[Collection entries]
[BEGIN]
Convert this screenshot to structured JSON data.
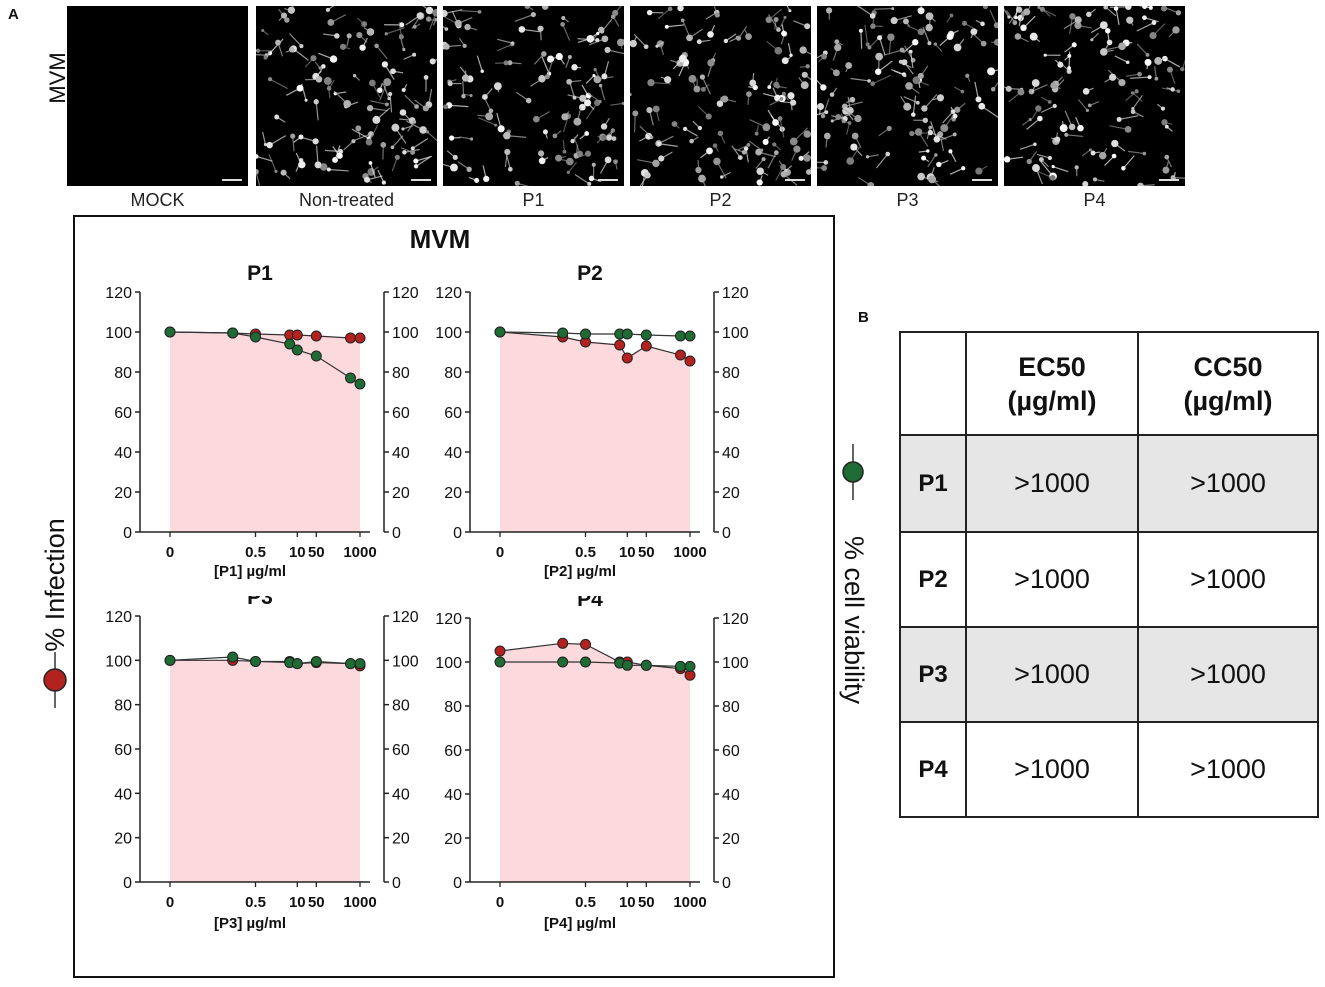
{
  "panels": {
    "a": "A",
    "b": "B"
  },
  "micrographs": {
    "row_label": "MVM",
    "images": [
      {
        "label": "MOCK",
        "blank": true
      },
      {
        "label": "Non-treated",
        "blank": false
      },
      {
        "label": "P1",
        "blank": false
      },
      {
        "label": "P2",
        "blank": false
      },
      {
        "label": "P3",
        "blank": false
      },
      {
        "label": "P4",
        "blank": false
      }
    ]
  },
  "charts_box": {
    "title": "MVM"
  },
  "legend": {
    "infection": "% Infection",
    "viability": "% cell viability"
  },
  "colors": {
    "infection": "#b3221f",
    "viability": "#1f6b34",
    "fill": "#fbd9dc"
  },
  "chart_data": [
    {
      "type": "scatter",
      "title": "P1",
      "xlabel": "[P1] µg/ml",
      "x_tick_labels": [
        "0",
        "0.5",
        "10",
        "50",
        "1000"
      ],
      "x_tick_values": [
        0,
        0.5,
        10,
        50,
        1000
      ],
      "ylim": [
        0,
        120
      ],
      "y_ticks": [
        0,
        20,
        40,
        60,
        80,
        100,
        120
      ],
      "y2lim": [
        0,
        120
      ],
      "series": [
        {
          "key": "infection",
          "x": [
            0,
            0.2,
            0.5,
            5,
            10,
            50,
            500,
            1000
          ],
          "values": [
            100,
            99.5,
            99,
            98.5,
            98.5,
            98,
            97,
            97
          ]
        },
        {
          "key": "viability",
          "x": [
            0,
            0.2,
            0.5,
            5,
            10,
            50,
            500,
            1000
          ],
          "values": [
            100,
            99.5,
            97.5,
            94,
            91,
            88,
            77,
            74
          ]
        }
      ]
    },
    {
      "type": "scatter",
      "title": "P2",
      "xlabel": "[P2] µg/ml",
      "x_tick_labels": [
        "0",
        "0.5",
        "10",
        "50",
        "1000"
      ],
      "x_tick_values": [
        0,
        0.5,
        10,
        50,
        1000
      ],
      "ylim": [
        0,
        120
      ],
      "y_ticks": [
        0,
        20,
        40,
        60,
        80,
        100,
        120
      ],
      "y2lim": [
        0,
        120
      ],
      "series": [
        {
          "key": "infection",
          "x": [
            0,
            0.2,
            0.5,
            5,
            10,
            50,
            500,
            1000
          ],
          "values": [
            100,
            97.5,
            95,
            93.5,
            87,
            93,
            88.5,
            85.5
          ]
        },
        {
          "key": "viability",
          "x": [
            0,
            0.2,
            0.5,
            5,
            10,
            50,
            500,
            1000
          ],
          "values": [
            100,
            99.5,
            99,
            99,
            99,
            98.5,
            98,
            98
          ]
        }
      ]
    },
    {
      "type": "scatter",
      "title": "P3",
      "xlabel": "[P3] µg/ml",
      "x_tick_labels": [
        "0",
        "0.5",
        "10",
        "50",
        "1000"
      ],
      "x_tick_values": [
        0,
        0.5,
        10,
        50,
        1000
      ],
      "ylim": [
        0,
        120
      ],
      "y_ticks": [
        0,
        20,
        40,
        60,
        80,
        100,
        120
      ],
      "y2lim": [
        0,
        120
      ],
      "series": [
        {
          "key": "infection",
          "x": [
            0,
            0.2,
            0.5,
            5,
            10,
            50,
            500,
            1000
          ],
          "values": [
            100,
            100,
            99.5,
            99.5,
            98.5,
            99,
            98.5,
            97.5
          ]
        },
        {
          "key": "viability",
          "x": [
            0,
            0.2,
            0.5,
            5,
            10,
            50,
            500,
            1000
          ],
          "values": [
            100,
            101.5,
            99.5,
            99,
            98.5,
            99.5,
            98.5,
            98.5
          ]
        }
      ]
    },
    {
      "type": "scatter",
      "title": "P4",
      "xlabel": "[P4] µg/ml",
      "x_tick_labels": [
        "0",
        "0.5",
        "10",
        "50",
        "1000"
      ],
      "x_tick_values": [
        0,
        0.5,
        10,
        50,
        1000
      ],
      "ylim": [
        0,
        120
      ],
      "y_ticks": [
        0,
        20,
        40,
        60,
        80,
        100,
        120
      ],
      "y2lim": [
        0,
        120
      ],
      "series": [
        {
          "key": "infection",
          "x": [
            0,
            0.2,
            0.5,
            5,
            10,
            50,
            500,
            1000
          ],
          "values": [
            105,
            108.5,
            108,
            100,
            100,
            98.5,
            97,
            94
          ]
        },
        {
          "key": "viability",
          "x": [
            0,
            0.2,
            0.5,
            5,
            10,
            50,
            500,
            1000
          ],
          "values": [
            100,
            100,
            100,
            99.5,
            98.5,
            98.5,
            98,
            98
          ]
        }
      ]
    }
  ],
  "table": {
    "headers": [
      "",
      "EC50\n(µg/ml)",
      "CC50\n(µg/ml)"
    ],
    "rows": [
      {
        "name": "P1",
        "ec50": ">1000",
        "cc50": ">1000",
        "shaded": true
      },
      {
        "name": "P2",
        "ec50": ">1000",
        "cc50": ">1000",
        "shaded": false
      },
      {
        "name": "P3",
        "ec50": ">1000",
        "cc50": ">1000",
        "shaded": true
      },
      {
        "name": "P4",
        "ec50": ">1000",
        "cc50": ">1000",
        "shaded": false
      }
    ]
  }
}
[END]
[BEGIN]
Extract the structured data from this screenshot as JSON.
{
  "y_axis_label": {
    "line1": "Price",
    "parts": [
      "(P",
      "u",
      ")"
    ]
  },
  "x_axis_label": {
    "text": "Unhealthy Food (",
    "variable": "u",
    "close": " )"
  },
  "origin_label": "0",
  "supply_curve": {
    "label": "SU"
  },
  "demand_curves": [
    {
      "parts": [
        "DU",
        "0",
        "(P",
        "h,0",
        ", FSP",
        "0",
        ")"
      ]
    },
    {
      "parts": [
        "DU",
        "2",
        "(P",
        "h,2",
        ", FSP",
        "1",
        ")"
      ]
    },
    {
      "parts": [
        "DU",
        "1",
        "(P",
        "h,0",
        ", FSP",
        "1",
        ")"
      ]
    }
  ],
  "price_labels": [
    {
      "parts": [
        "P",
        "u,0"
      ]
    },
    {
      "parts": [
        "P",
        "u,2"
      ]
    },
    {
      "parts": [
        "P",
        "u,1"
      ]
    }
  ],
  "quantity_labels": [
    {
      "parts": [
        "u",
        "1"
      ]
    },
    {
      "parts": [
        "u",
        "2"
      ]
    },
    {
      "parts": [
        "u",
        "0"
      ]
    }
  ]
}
[END]
[BEGIN]
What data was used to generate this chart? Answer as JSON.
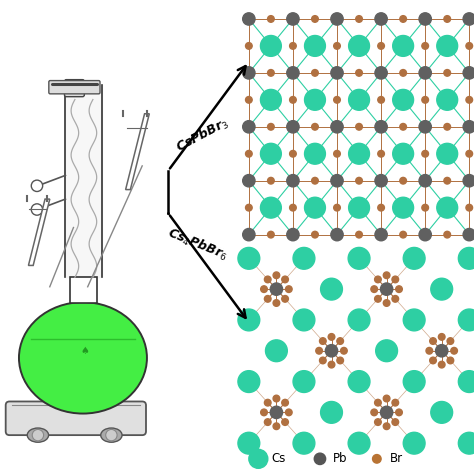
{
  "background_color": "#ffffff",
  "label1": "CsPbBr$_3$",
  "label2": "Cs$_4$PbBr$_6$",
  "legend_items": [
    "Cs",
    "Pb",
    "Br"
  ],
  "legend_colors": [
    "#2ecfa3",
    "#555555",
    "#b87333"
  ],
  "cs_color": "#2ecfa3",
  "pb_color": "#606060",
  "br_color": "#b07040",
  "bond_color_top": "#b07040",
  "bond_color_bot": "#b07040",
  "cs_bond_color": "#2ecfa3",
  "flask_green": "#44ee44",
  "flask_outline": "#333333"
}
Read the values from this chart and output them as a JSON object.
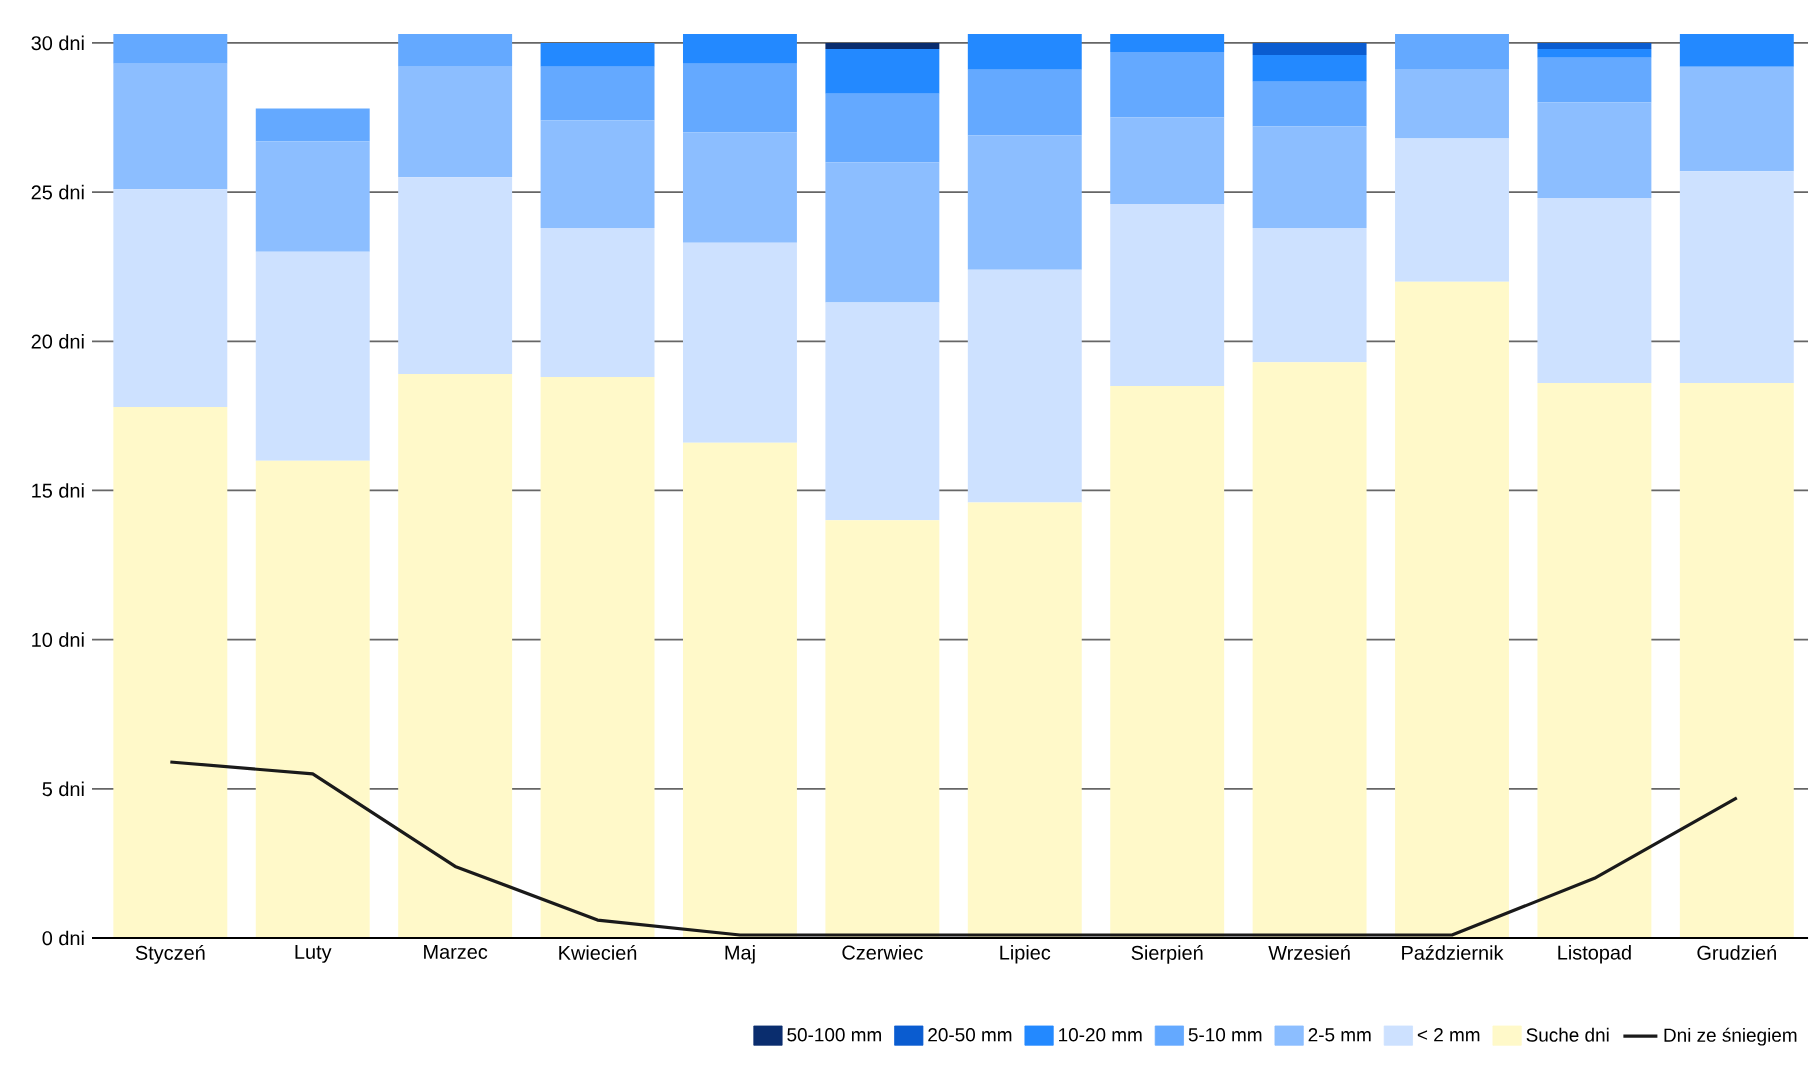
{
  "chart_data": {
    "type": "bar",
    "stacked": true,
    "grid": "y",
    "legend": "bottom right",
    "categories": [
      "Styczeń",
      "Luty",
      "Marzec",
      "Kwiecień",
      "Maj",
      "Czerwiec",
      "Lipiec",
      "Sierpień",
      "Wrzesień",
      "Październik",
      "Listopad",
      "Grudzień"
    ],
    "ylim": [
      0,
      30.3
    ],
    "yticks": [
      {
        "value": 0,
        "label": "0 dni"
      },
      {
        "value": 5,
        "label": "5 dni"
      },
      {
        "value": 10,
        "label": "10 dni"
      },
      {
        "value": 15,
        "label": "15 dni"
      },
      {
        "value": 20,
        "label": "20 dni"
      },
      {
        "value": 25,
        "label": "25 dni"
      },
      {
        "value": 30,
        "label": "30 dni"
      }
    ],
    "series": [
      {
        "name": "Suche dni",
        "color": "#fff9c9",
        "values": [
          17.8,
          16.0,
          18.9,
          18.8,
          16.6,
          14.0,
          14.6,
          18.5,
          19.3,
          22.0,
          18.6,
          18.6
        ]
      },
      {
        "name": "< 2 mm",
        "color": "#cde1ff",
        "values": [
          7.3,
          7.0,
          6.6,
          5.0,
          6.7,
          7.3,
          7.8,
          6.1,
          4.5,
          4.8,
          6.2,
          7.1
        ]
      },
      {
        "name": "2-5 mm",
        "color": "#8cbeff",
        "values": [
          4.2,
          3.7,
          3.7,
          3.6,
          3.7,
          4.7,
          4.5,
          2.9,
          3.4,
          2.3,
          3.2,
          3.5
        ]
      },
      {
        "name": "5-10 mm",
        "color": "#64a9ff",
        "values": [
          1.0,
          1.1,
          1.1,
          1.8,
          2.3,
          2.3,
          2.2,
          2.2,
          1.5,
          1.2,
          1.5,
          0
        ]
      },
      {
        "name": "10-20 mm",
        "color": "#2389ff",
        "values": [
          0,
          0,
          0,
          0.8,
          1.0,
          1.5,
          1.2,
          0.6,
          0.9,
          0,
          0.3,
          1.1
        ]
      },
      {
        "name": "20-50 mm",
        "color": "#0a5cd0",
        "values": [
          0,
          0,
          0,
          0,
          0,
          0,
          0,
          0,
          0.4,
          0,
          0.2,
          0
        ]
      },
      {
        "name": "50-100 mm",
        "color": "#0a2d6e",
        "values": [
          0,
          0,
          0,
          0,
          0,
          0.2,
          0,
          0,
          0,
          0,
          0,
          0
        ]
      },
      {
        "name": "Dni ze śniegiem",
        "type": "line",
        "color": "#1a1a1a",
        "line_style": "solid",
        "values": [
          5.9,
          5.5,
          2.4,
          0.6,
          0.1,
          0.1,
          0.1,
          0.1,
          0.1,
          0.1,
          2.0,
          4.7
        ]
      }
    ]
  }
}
[END]
#### [JOB]
Search the data for the word "name" and copy each line where it appears.

#### [RESPONSE TO THE EXERCISE]
        "name": "P1",
        "name": "P2",
        "name": "P3",
        "name": "P4",
        "name": "Suche dni",
        "name": "< 2 mm",
        "name": "2-5 mm",
        "name": "5-10 mm",
        "name": "10-20 mm",
        "name": "20-50 mm",
        "name": "50-100 mm",
        "name": "Dni ze śniegiem",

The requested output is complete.